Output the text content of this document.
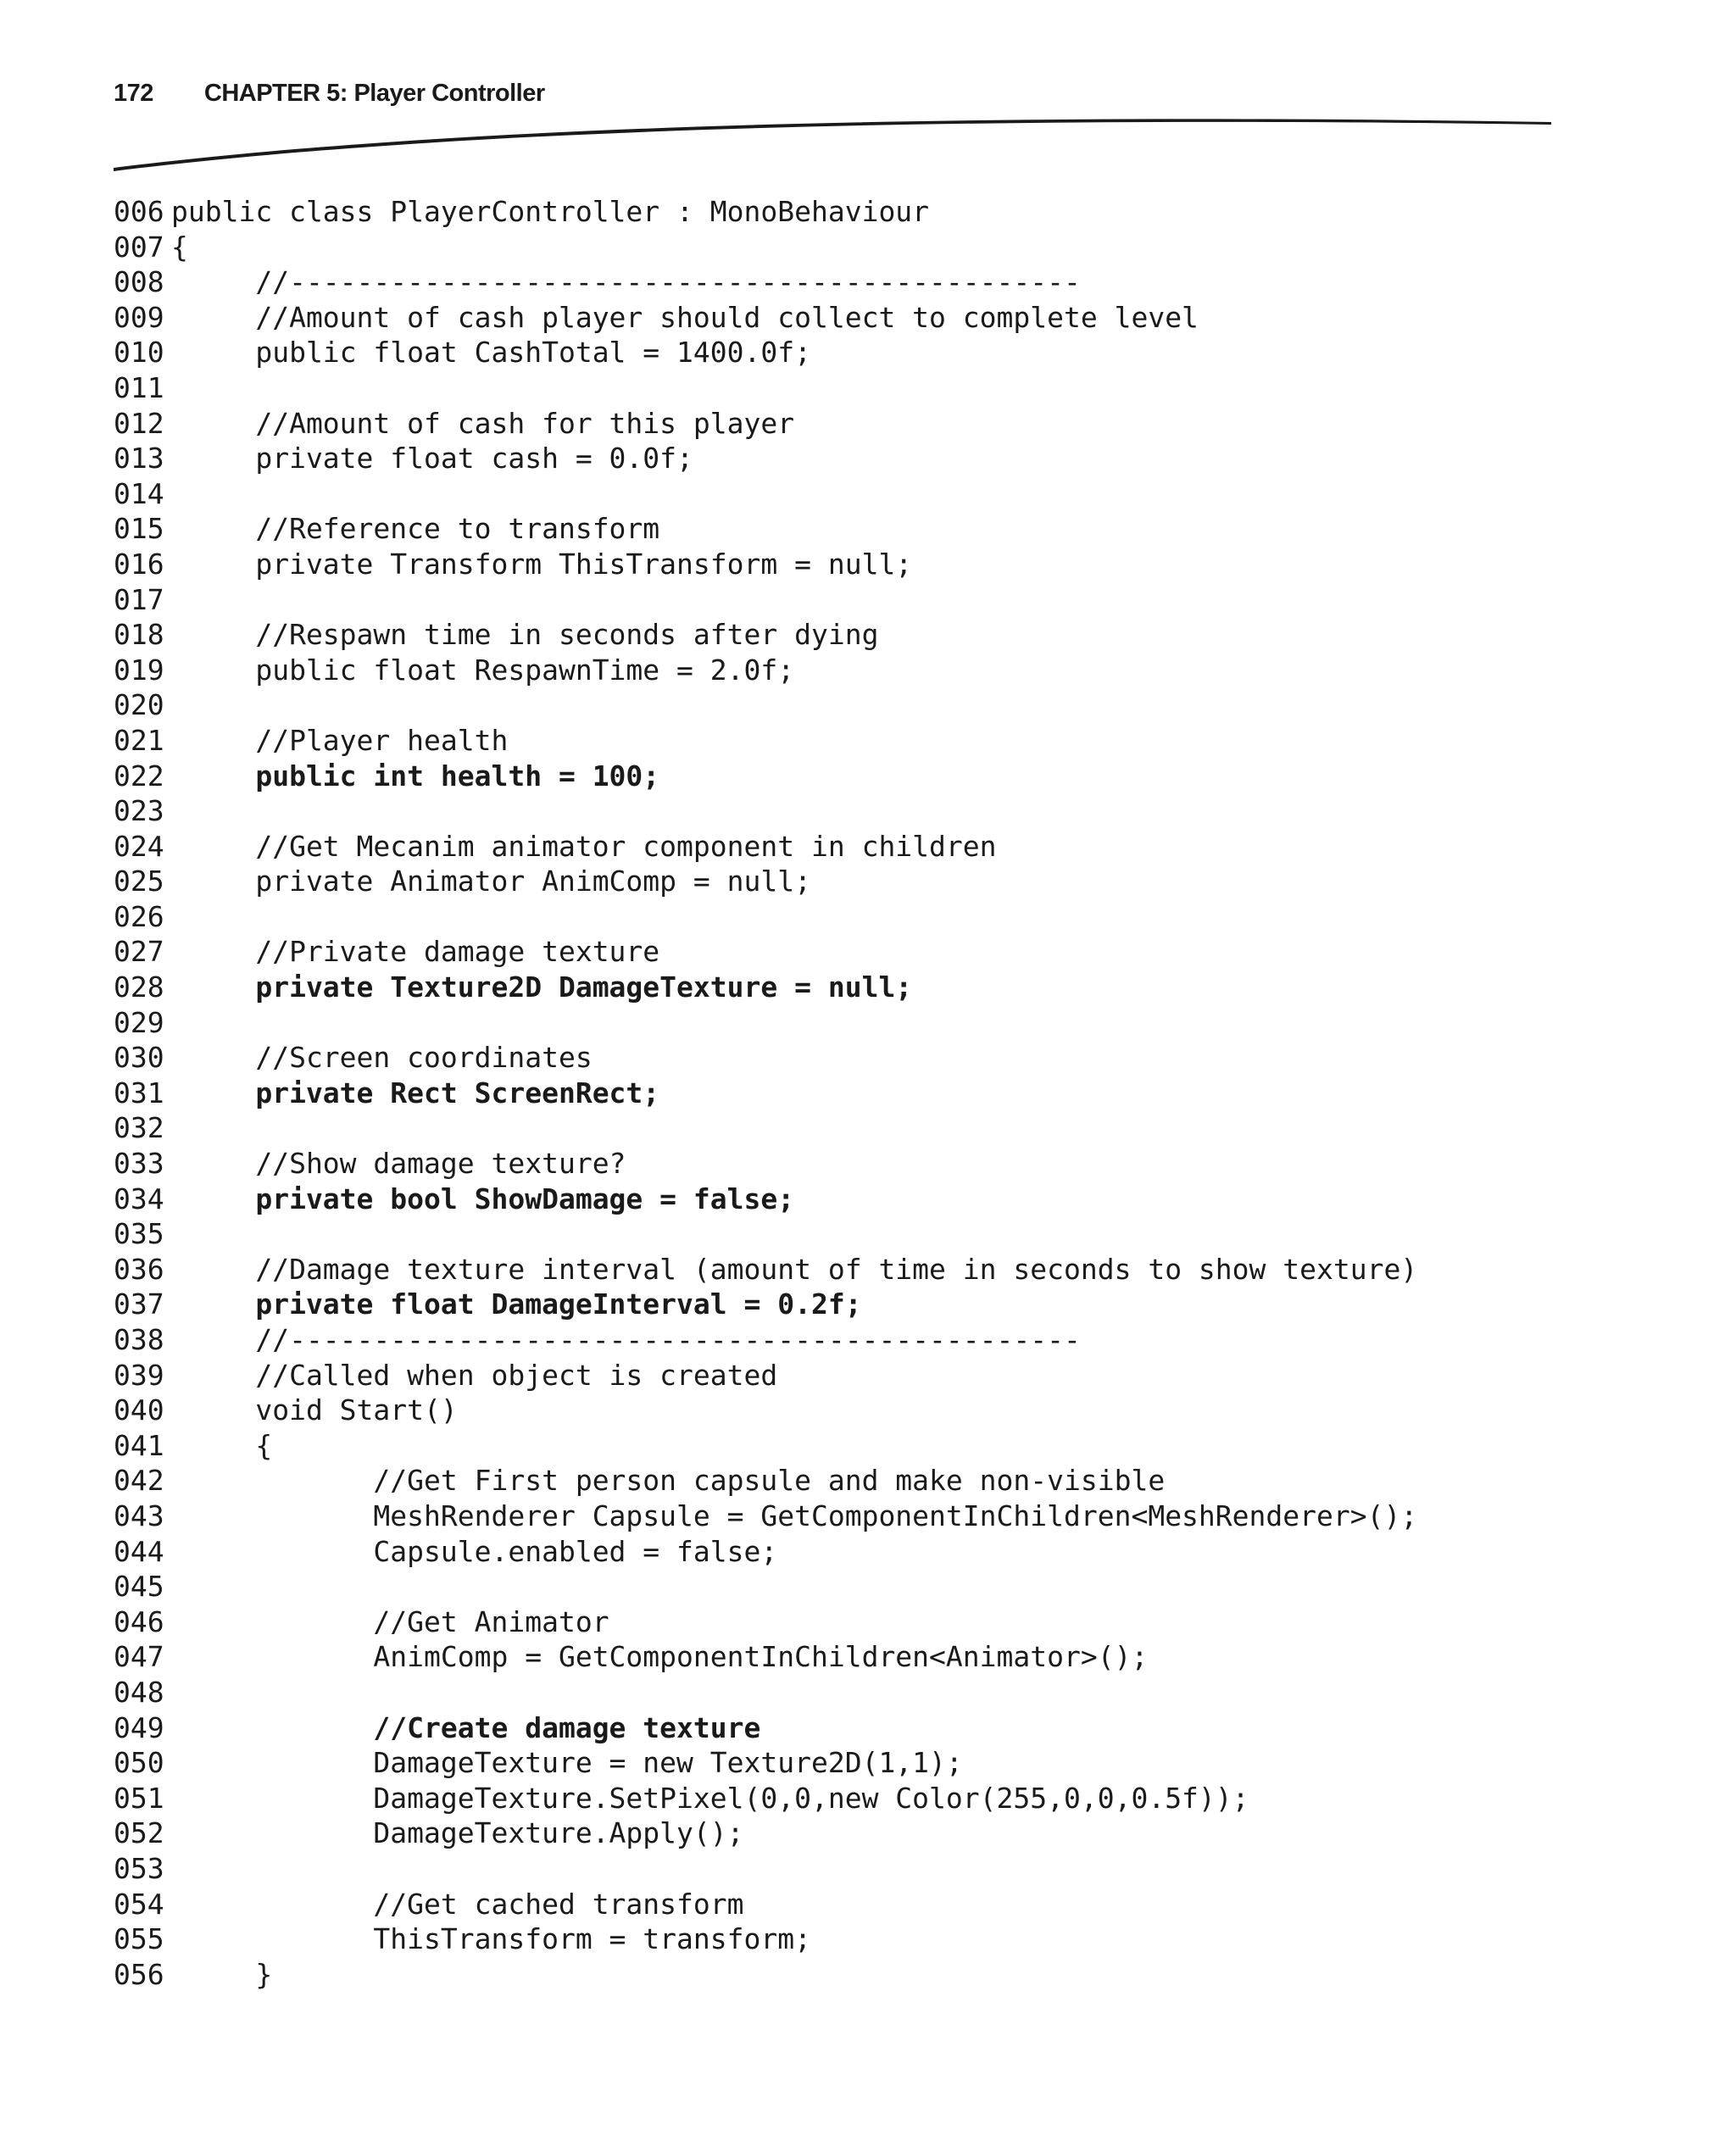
172 CHAPTER 5: Player Controller
006 public class PlayerController : MonoBehaviour
007 {
008 //-----------------------------------------------
009 //Amount of cash player should collect to complete level
010 public float CashTotal = 1400.0f;
011
012 //Amount of cash for this player
013 private float cash = 0.0f;
014
015 //Reference to transform
016 private Transform ThisTransform = null;
017
018 //Respawn time in seconds after dying
019 public float RespawnTime = 2.0f;
020
021 //Player health
022 public int health = 100;
023
024 //Get Mecanim animator component in children
025 private Animator AnimComp = null;
026
027 //Private damage texture
028 private Texture2D DamageTexture = null;
029
030 //Screen coordinates
031 private Rect ScreenRect;
032
033 //Show damage texture?
034 private bool ShowDamage = false;
035
036 //Damage texture interval (amount of time in seconds to show texture)
037 private float DamageInterval = 0.2f;
038 //-----------------------------------------------
039 //Called when object is created
040 void Start()
041 {
042 //Get First person capsule and make non-visible
043 MeshRenderer Capsule = GetComponentInChildren<MeshRenderer>();
044 Capsule.enabled = false;
045
046 //Get Animator
047 AnimComp = GetComponentInChildren<Animator>();
048
049 //Create damage texture
050 DamageTexture = new Texture2D(1,1);
051 DamageTexture.SetPixel(0,0,new Color(255,0,0,0.5f));
052 DamageTexture.Apply();
053
054 //Get cached transform
055 ThisTransform = transform;
056 }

--------

Stated problem:
Return the lines of the records that include the string "seconds".

Right answer:
018 //Respawn time in seconds after dying
036 //Damage texture interval (amount of time in seconds to show texture)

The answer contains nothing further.